Sift the listing for lines that hold the string "title" and pull them out.

----------

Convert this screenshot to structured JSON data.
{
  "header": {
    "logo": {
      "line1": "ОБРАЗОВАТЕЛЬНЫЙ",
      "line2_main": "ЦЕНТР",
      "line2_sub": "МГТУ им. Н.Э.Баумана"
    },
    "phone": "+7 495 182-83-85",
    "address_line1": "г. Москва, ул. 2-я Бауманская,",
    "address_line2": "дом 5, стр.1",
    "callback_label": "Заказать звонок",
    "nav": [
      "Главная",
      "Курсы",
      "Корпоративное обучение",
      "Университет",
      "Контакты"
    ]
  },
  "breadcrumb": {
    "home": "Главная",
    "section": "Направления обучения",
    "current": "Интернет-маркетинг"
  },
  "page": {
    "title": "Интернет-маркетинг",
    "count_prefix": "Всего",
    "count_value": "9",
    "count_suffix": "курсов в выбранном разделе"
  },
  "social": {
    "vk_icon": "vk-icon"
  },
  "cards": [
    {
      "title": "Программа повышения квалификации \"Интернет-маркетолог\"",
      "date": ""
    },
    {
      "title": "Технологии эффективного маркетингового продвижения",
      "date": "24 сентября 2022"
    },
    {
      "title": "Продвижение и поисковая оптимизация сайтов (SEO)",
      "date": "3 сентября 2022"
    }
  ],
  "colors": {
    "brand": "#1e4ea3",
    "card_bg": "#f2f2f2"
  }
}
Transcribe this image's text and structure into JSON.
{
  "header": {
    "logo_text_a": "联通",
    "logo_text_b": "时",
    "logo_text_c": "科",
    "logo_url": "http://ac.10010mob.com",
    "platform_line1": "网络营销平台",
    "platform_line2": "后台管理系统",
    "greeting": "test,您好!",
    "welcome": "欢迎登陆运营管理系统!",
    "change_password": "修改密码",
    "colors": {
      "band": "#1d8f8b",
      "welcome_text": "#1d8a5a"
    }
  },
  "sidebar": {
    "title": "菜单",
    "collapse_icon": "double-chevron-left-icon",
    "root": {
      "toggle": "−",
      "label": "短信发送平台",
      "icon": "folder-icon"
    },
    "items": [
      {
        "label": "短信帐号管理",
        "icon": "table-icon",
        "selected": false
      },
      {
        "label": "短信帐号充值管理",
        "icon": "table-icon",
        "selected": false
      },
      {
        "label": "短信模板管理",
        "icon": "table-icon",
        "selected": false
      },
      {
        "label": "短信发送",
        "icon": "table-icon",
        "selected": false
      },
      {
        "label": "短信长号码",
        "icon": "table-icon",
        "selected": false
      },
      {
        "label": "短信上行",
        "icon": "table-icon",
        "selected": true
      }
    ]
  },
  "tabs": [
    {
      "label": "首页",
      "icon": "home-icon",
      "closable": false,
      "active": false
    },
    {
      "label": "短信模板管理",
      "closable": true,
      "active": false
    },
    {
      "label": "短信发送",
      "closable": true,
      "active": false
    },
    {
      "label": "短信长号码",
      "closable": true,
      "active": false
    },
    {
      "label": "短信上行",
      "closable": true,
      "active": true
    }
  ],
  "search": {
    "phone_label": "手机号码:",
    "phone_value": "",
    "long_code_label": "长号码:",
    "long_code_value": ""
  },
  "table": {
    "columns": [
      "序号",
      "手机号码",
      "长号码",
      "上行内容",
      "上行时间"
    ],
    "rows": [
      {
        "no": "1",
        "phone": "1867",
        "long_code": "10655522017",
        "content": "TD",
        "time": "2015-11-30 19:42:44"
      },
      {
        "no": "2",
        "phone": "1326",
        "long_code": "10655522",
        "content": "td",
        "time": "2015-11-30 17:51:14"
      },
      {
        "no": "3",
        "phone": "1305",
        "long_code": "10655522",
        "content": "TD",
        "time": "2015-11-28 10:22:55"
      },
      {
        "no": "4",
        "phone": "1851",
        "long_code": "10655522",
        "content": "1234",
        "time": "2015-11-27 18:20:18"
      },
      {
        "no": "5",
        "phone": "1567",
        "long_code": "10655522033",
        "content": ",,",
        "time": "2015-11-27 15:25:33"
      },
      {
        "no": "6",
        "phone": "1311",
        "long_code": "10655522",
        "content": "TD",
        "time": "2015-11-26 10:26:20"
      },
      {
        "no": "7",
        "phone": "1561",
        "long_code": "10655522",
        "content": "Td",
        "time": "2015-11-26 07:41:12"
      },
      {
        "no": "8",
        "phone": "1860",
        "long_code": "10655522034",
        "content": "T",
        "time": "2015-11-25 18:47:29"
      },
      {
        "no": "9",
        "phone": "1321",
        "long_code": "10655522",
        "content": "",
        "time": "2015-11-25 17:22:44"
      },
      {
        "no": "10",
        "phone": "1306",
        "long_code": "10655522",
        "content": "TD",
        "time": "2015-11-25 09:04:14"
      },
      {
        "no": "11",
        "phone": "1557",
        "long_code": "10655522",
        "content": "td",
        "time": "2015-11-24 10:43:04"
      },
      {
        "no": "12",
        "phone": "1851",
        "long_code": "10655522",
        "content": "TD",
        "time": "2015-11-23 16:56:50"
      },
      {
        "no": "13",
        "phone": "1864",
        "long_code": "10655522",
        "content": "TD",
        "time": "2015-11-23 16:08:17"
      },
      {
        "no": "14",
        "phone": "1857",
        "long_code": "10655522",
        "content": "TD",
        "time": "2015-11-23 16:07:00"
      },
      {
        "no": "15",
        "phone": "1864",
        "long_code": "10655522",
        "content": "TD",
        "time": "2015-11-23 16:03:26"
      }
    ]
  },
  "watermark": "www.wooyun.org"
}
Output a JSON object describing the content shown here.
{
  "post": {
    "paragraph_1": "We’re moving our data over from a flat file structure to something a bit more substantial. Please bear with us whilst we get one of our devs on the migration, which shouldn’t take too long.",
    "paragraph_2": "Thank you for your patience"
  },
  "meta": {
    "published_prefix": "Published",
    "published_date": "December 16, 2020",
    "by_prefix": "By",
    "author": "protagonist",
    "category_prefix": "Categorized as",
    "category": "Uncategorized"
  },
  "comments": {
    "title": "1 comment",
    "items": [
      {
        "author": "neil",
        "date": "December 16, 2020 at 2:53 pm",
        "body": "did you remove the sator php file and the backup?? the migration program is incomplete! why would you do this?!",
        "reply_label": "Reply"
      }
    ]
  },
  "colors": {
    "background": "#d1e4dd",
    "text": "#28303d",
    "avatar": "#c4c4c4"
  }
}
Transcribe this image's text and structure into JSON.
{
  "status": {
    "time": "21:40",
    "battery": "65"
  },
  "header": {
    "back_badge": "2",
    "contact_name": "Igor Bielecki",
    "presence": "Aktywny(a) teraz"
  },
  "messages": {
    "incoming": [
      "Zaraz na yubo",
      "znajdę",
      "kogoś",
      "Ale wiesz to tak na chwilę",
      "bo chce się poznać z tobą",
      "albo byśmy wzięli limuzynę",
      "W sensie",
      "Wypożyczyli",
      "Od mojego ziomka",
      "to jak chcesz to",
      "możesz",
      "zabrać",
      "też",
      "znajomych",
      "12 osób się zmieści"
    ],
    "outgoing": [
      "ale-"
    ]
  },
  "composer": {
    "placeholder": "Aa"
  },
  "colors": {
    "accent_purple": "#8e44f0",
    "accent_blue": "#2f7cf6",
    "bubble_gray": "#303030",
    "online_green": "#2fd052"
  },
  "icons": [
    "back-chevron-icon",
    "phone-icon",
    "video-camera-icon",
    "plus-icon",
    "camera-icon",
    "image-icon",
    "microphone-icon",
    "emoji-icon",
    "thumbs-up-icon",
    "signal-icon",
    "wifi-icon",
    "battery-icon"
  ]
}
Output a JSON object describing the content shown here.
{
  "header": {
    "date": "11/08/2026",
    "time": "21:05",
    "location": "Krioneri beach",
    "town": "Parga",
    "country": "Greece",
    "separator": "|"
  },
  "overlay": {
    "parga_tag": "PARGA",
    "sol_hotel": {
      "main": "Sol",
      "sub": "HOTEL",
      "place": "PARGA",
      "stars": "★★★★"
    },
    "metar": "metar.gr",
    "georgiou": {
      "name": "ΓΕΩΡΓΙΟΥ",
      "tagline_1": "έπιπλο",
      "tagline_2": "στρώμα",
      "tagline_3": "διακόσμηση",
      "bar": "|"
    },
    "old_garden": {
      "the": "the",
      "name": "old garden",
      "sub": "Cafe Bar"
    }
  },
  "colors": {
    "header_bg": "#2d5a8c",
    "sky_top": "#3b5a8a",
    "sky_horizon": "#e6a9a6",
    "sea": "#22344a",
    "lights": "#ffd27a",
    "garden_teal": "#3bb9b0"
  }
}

----------

Task output →
    "title": "Интернет-маркетинг",
      "title": "Программа повышения квалификации \"Интернет-маркетолог\"",
      "title": "Технологии эффективного маркетингового продвижения",
      "title": "Продвижение и поисковая оптимизация сайтов (SEO)",
    "title": "菜单",
    "title": "1 comment",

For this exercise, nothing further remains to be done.